━━ TASK MATERIAL ━━
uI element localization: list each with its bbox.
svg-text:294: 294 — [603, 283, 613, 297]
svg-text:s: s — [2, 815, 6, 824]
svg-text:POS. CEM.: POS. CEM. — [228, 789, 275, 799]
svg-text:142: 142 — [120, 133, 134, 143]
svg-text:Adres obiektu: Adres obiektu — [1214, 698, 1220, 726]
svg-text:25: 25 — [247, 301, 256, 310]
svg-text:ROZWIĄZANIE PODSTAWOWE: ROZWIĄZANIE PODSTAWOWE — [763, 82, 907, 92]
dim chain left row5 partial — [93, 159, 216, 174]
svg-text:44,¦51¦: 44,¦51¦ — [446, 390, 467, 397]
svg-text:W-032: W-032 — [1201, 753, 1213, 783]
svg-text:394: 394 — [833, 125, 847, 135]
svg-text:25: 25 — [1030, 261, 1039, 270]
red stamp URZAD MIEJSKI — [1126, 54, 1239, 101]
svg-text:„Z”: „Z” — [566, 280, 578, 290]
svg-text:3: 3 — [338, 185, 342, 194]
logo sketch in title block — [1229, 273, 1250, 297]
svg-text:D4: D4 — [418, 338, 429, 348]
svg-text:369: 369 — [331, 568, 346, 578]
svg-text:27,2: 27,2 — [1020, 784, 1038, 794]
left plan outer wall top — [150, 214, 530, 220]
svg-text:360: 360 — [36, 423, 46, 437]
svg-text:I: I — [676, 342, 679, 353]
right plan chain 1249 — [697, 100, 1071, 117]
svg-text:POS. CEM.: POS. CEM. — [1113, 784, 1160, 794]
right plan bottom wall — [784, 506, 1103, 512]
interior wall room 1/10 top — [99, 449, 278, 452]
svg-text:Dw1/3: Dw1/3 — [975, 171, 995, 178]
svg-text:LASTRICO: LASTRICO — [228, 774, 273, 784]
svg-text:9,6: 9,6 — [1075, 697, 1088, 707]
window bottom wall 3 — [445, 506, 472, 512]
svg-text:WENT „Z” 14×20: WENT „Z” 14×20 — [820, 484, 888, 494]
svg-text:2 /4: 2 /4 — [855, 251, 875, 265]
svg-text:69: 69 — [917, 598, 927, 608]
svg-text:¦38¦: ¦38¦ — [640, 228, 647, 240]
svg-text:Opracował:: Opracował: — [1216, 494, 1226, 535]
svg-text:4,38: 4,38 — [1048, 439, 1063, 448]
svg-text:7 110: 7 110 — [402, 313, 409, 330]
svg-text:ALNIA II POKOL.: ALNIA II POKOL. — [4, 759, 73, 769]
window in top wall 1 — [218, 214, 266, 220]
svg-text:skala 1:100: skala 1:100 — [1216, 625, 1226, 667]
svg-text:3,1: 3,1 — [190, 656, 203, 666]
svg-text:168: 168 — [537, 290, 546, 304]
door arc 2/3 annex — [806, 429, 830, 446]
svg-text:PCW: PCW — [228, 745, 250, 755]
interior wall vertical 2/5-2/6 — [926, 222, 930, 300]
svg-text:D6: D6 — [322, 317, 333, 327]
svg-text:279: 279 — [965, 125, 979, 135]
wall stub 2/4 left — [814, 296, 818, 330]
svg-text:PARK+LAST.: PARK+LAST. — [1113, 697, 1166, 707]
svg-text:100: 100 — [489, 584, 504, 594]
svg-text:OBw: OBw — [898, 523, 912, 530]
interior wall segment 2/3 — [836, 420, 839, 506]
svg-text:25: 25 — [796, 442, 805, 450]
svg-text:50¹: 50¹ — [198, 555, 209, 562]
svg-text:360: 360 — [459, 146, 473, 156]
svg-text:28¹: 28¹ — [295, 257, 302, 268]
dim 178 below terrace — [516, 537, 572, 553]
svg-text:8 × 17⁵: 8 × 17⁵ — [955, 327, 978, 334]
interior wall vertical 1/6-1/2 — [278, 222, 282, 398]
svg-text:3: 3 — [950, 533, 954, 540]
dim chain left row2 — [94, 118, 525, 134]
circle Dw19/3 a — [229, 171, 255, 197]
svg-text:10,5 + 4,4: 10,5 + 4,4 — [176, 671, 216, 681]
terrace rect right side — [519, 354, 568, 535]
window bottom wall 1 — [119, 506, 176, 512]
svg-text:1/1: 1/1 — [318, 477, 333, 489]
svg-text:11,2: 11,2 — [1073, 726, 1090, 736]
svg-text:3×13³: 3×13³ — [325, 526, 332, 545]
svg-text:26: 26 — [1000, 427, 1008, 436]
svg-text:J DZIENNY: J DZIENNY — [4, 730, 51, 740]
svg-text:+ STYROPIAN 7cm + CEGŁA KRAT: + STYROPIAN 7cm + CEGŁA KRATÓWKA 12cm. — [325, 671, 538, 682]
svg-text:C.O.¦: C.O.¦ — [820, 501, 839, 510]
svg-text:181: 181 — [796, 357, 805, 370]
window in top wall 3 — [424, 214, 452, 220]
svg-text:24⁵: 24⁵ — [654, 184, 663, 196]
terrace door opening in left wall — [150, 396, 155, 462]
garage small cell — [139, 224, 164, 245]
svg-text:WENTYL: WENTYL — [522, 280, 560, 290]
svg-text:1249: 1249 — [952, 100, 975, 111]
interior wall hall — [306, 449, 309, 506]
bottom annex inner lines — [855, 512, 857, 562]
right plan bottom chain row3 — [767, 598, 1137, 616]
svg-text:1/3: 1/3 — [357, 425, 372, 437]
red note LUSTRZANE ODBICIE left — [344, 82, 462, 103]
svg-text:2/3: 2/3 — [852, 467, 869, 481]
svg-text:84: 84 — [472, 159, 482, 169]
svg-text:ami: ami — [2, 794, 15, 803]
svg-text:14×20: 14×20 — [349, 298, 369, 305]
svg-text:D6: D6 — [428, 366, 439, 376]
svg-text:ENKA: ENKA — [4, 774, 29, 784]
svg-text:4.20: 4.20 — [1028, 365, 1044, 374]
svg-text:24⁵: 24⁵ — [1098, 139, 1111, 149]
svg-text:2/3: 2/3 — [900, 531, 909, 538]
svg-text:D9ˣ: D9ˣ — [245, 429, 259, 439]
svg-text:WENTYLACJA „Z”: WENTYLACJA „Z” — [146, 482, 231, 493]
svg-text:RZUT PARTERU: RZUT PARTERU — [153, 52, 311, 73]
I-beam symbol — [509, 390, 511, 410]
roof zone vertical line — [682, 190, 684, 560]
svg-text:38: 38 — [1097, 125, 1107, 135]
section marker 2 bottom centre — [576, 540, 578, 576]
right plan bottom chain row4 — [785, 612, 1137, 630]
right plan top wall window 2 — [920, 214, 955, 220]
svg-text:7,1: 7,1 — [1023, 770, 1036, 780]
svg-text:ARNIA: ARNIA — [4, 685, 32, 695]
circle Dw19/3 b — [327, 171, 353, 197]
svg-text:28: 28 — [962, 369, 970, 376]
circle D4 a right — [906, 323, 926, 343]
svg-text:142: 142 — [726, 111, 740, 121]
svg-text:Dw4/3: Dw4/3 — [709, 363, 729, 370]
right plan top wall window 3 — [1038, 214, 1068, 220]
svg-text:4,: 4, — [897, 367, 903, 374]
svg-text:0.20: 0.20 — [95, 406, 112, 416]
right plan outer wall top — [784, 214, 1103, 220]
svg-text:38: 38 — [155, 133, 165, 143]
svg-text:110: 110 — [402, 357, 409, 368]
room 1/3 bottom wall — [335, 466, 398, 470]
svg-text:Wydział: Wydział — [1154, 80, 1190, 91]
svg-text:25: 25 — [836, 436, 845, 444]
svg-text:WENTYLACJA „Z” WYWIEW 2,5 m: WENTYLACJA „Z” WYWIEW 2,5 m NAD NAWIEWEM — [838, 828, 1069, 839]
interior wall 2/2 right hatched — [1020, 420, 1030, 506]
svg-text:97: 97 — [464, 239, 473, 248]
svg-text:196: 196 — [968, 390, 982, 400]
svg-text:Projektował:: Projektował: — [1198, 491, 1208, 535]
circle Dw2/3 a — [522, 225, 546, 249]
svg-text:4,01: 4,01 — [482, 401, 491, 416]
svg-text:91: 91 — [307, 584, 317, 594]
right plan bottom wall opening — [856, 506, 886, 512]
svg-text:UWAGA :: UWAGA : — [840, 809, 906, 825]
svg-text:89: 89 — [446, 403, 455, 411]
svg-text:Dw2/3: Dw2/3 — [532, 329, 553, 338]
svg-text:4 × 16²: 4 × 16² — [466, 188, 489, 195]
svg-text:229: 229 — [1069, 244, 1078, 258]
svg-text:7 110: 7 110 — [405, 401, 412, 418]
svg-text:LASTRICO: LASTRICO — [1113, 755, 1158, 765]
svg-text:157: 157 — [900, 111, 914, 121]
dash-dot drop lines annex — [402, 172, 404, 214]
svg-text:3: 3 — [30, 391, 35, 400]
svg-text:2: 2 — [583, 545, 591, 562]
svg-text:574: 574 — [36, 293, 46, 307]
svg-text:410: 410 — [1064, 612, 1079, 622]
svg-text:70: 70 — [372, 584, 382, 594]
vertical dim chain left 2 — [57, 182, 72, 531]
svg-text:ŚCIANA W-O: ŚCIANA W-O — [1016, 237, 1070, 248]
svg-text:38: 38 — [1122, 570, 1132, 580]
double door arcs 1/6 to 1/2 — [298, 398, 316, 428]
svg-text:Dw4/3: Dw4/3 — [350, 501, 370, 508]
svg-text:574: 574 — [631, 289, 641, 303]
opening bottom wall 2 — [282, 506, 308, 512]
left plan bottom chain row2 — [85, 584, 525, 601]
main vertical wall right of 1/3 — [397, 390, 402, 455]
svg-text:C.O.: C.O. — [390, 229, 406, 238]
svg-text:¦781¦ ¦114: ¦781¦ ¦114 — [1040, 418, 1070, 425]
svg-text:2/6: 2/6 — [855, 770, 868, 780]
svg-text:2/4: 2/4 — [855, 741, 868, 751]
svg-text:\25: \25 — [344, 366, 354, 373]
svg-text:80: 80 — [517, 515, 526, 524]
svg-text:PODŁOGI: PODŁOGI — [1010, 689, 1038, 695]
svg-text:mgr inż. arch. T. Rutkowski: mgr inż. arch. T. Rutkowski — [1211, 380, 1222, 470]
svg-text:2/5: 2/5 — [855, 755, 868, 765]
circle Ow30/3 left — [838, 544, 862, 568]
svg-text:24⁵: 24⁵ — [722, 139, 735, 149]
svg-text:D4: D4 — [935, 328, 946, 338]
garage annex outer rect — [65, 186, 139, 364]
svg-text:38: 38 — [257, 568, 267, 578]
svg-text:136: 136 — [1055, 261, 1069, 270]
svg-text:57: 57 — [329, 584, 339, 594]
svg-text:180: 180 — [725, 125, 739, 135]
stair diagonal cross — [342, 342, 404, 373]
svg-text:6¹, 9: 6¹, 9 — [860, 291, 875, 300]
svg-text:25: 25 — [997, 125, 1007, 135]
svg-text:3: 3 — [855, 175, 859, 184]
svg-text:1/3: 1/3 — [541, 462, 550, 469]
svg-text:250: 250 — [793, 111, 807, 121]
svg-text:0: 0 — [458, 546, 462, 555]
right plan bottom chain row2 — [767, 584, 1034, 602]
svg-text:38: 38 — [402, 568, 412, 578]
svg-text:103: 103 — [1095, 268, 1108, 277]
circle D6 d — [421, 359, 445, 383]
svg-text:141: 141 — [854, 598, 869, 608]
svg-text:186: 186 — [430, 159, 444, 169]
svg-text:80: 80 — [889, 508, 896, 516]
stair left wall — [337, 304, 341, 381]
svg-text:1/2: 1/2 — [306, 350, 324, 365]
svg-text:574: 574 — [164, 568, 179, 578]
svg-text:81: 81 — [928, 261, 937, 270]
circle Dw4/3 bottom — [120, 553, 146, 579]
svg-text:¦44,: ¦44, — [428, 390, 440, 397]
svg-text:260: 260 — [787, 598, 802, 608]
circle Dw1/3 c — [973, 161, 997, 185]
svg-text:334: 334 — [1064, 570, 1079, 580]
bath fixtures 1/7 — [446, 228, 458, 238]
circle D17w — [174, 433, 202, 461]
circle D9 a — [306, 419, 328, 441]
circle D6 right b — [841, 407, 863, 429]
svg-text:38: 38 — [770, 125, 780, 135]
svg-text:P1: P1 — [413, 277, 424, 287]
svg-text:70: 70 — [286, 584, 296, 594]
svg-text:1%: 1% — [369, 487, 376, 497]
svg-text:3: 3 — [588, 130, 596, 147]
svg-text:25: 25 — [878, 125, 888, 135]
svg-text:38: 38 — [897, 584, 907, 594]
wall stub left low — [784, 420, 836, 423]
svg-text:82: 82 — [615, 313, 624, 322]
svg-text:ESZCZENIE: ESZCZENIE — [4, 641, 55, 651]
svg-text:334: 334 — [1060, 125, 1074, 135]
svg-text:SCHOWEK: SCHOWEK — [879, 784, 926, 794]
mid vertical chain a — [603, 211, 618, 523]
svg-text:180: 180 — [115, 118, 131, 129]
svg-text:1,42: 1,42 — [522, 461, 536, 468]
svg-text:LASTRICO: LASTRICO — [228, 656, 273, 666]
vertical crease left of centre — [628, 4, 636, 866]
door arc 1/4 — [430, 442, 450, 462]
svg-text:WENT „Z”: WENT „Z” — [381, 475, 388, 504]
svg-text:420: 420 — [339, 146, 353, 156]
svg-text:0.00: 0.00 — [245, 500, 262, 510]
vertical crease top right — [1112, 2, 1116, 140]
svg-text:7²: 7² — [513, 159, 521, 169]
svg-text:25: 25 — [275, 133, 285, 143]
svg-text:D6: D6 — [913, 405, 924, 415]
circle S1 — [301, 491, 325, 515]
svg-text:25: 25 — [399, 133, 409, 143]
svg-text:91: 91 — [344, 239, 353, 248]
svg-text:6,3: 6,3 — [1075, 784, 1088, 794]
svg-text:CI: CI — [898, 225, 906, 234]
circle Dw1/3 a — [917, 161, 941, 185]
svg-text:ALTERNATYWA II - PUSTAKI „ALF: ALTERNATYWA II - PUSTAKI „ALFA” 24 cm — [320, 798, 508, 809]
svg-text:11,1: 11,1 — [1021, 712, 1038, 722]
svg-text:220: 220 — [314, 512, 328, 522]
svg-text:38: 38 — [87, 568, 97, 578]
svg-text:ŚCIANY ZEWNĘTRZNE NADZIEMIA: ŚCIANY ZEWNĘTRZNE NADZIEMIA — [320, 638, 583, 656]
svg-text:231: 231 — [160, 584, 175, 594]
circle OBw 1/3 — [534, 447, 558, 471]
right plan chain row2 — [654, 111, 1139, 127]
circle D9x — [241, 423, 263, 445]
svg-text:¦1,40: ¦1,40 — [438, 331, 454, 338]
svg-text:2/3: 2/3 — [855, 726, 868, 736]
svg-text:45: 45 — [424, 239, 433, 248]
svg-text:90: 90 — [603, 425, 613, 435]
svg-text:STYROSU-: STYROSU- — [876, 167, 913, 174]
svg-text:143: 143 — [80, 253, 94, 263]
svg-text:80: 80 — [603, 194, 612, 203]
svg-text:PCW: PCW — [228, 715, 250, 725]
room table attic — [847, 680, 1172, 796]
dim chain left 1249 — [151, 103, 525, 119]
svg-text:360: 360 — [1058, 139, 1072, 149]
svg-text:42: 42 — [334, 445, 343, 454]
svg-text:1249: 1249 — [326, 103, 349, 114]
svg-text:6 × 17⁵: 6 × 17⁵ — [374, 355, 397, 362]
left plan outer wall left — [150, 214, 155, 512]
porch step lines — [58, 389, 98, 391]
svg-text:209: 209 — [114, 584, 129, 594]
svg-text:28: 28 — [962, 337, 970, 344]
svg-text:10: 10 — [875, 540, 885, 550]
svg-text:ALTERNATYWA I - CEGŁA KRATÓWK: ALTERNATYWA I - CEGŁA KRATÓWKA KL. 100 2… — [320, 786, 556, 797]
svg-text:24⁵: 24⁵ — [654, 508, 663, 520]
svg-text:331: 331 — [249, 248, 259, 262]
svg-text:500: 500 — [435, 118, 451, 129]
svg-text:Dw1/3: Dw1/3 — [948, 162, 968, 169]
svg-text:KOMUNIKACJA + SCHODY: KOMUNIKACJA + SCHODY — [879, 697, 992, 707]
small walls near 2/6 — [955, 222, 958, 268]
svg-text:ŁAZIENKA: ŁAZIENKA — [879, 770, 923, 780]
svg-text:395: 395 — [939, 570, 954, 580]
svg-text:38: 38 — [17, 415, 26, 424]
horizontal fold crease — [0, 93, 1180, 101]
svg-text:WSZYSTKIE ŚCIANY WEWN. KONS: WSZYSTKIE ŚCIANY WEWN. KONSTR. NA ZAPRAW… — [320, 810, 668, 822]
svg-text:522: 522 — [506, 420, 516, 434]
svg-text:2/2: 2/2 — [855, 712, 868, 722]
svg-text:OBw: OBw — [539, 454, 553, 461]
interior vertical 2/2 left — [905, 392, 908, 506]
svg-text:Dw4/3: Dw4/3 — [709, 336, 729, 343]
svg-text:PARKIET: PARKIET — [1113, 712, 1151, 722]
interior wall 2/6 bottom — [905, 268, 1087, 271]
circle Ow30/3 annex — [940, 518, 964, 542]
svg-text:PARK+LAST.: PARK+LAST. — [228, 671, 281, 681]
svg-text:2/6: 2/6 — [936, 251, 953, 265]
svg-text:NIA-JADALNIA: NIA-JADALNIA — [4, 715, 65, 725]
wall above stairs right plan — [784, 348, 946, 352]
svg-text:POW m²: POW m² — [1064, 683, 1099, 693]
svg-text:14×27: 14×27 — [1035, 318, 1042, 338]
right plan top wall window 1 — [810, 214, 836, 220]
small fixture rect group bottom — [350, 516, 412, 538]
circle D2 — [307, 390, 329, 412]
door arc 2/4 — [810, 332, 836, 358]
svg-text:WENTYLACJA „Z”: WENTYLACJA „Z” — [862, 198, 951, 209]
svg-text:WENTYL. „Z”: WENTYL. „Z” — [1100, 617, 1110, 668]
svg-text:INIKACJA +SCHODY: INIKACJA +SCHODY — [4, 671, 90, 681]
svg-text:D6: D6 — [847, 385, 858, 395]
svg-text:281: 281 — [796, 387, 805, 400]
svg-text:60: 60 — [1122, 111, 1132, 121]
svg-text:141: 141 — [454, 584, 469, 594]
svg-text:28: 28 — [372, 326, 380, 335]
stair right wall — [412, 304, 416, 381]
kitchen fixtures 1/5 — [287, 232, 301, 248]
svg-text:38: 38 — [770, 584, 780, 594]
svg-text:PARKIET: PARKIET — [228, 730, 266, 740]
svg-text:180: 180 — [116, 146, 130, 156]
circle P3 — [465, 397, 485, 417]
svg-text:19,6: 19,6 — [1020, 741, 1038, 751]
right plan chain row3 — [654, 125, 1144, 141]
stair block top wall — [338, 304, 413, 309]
━━━
**GOAL**
Return every line from the first one through the line that contains "right plan chain 1249 — [697, 100, 1071, 117]", including that line, copying each one exactly.

**EXERCISE RESULT**
uI element localization: list each with its bbox.
svg-text:294: 294 — [603, 283, 613, 297]
svg-text:s: s — [2, 815, 6, 824]
svg-text:POS. CEM.: POS. CEM. — [228, 789, 275, 799]
svg-text:142: 142 — [120, 133, 134, 143]
svg-text:Adres obiektu: Adres obiektu — [1214, 698, 1220, 726]
svg-text:25: 25 — [247, 301, 256, 310]
svg-text:ROZWIĄZANIE PODSTAWOWE: ROZWIĄZANIE PODSTAWOWE — [763, 82, 907, 92]
dim chain left row5 partial — [93, 159, 216, 174]
svg-text:44,¦51¦: 44,¦51¦ — [446, 390, 467, 397]
svg-text:W-032: W-032 — [1201, 753, 1213, 783]
svg-text:394: 394 — [833, 125, 847, 135]
svg-text:25: 25 — [1030, 261, 1039, 270]
red stamp URZAD MIEJSKI — [1126, 54, 1239, 101]
svg-text:„Z”: „Z” — [566, 280, 578, 290]
svg-text:3: 3 — [338, 185, 342, 194]
logo sketch in title block — [1229, 273, 1250, 297]
svg-text:D4: D4 — [418, 338, 429, 348]
svg-text:369: 369 — [331, 568, 346, 578]
svg-text:27,2: 27,2 — [1020, 784, 1038, 794]
left plan outer wall top — [150, 214, 530, 220]
svg-text:360: 360 — [36, 423, 46, 437]
svg-text:I: I — [676, 342, 679, 353]
right plan chain 1249 — [697, 100, 1071, 117]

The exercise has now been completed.